## What you have to do
Below is a listing. Gather each line of it that contains "染色体上的假说".

(Stored data entries)

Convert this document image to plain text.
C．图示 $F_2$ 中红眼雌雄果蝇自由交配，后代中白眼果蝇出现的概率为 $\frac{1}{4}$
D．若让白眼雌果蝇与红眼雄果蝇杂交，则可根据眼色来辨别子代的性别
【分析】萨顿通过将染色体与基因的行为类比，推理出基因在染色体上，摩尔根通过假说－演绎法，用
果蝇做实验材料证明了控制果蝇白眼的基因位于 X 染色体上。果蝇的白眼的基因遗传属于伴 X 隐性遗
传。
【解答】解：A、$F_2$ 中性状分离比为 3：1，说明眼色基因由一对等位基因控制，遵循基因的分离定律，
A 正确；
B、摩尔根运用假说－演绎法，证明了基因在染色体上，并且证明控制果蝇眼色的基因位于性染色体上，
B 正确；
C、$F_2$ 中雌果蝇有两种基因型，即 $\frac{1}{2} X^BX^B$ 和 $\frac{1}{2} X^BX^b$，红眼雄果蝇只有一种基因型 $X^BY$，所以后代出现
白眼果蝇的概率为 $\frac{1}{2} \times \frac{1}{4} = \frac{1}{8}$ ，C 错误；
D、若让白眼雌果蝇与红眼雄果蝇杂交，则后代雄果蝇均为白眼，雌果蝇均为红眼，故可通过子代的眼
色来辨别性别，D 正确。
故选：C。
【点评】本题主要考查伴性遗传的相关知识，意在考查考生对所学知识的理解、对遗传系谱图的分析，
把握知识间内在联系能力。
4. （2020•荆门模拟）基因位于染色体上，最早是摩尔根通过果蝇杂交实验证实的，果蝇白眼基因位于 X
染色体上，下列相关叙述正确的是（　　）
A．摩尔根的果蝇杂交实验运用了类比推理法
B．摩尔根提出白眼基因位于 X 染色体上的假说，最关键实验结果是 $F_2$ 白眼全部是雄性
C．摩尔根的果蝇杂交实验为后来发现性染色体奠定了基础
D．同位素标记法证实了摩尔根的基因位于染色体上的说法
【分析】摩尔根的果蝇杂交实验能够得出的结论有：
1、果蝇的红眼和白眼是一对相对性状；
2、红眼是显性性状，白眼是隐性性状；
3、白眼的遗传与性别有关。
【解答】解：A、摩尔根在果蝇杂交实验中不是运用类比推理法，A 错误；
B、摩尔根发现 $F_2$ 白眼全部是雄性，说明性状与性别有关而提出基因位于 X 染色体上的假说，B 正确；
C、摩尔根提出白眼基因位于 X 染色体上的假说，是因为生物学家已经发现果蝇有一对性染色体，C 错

## Complete answer
B．摩尔根提出白眼基因位于 X 染色体上的假说，最关键实验结果是 $F_2$ 白眼全部是雄性
B、摩尔根发现 $F_2$ 白眼全部是雄性，说明性状与性别有关而提出基因位于 X 染色体上的假说，B 正确；
C、摩尔根提出白眼基因位于 X 染色体上的假说，是因为生物学家已经发现果蝇有一对性染色体，C 错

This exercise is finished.